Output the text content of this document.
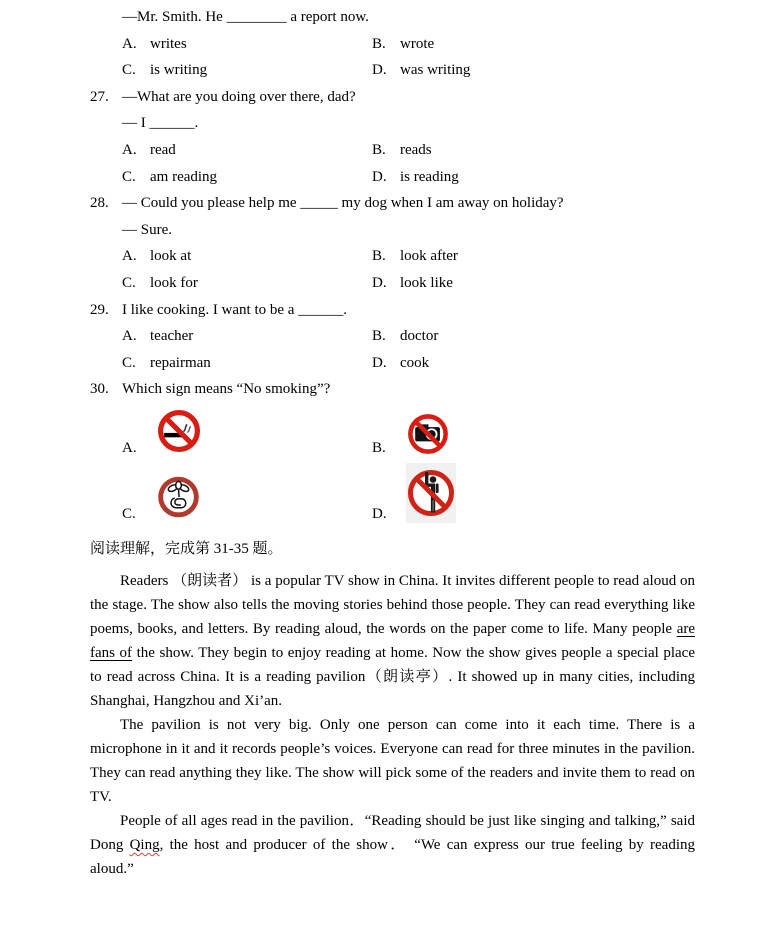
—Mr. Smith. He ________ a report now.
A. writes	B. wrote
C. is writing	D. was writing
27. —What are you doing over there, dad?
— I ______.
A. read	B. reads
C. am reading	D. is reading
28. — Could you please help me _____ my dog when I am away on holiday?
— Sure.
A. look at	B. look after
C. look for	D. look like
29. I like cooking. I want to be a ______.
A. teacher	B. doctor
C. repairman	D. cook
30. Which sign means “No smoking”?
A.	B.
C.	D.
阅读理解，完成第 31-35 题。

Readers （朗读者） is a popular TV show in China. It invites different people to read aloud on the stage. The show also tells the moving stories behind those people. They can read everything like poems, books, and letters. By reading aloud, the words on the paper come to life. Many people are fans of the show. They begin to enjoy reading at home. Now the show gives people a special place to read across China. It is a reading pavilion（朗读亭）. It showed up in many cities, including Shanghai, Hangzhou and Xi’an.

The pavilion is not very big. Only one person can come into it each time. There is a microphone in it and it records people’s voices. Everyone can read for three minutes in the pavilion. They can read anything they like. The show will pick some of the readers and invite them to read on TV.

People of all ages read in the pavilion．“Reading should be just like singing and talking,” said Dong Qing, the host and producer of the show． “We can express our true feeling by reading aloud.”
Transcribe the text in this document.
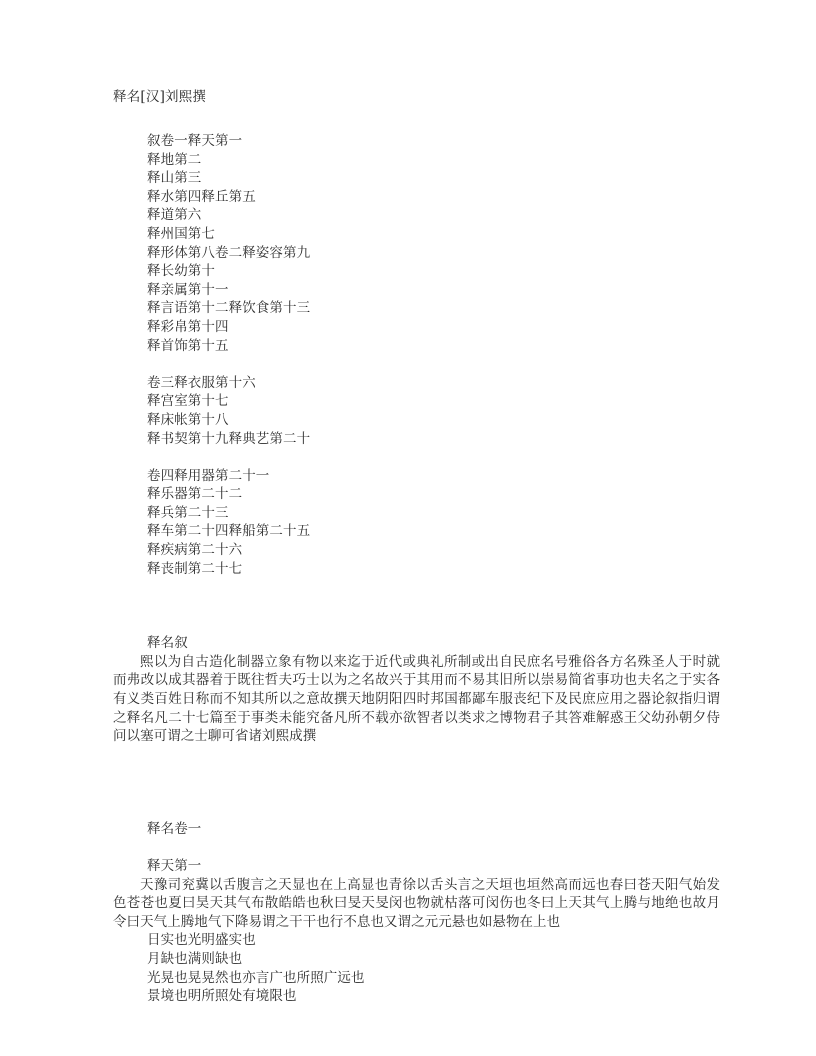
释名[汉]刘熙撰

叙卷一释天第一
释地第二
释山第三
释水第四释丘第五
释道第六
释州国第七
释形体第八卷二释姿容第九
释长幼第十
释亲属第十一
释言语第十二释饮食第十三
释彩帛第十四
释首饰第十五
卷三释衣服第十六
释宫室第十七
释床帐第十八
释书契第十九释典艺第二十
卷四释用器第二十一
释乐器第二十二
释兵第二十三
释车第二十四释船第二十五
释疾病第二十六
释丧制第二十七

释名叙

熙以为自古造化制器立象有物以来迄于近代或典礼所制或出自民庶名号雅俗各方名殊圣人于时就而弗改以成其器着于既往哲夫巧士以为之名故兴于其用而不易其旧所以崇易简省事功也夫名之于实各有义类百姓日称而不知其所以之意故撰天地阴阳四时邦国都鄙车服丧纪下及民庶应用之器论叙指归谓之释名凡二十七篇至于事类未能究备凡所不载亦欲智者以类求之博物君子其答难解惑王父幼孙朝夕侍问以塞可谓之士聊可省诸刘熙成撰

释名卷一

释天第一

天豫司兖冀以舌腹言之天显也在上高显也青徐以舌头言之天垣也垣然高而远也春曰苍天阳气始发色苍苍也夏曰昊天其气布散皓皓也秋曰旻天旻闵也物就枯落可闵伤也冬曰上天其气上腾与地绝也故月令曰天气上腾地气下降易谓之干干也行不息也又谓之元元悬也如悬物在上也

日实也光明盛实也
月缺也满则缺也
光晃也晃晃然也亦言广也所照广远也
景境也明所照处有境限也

==

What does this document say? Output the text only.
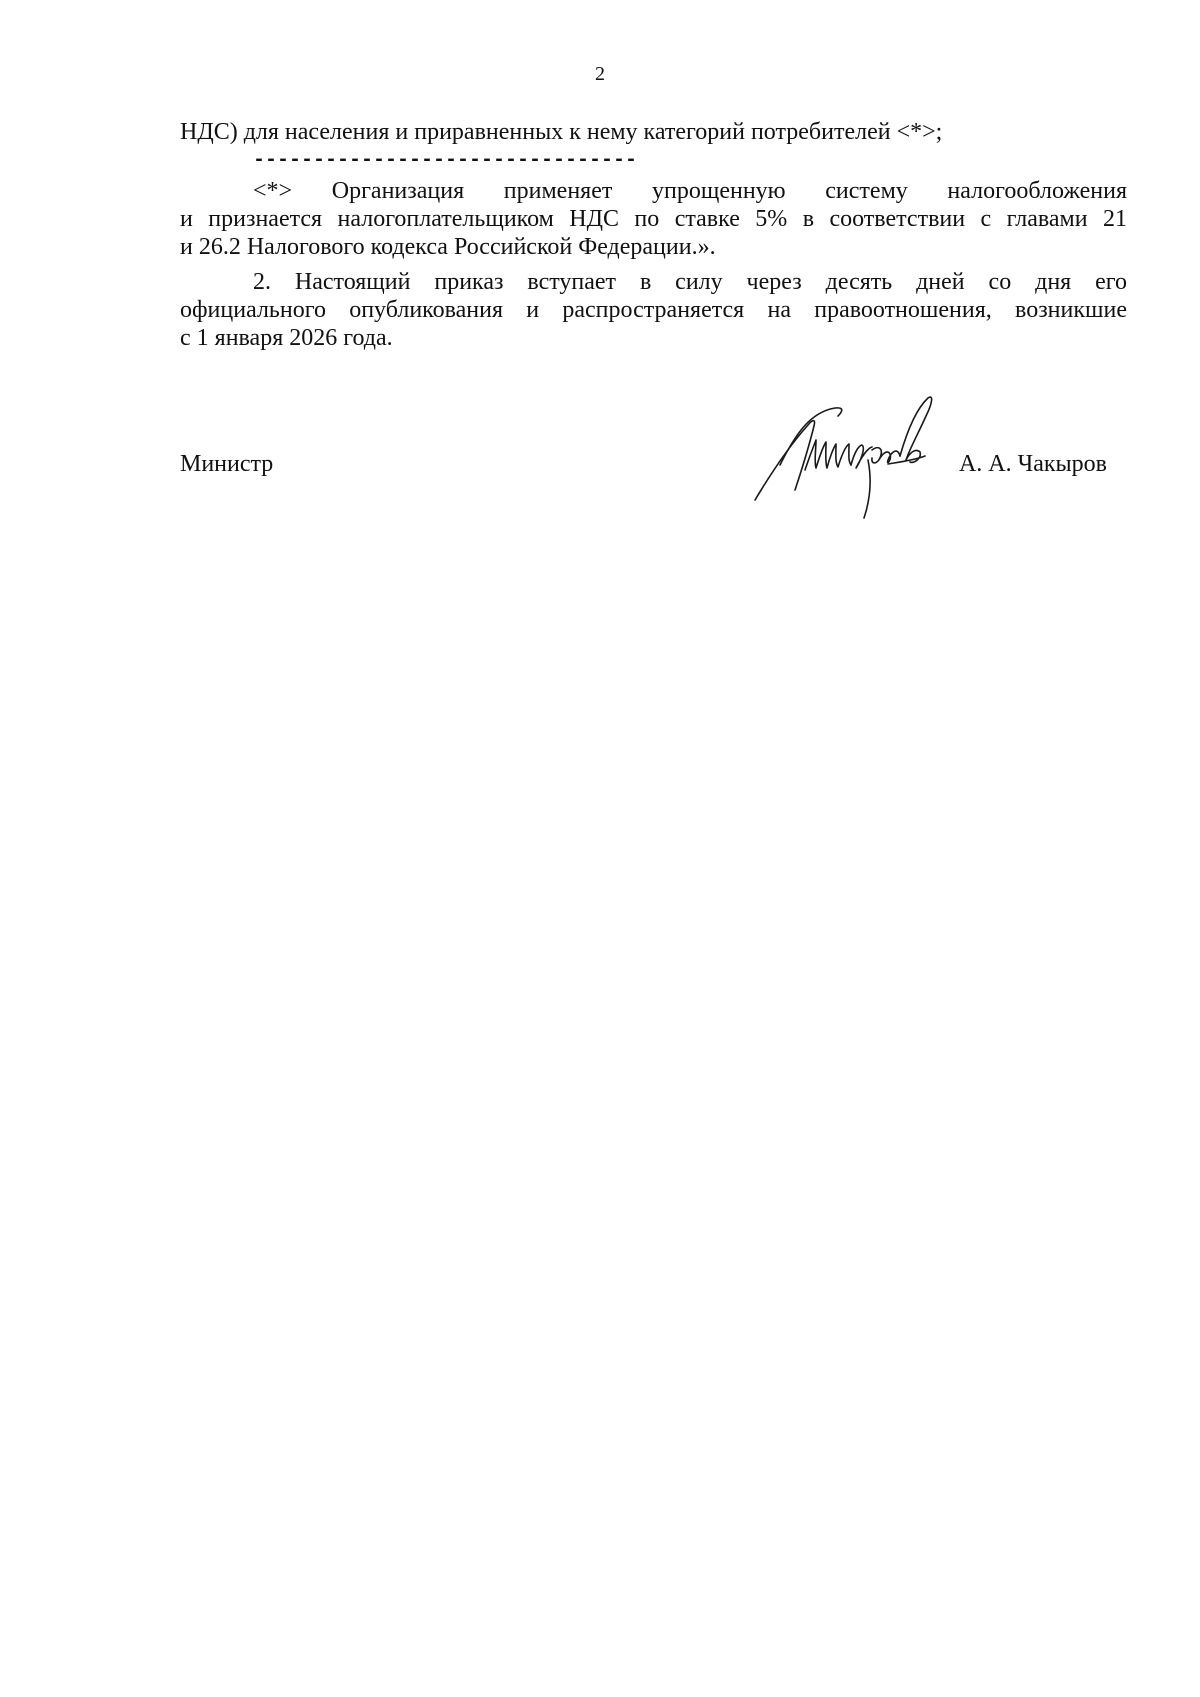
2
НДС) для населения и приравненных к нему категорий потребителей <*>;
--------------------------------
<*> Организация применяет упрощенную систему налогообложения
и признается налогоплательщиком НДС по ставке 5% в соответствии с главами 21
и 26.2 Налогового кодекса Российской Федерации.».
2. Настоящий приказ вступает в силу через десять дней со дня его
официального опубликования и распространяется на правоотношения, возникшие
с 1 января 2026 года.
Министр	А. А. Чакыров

Goal of the exercise —
From the data, collect all lines where the string "come" appears.

Solution to the exercise —
Readers （朗读者） is a popular TV show in China. It invites different people to read aloud on the stage. The show also tells the moving stories behind those people. They can read everything like poems, books, and letters. By reading aloud, the words on the paper come to life. Many people are fans of the show. They begin to enjoy reading at home. Now the show gives people a special place to read across China. It is a reading pavilion（朗读亭）. It showed up in many cities, including Shanghai, Hangzhou and Xi’an.
The pavilion is not very big. Only one person can come into it each time. There is a microphone in it and it records people’s voices. Everyone can read for three minutes in the pavilion. They can read anything they like. The show will pick some of the readers and invite them to read on TV.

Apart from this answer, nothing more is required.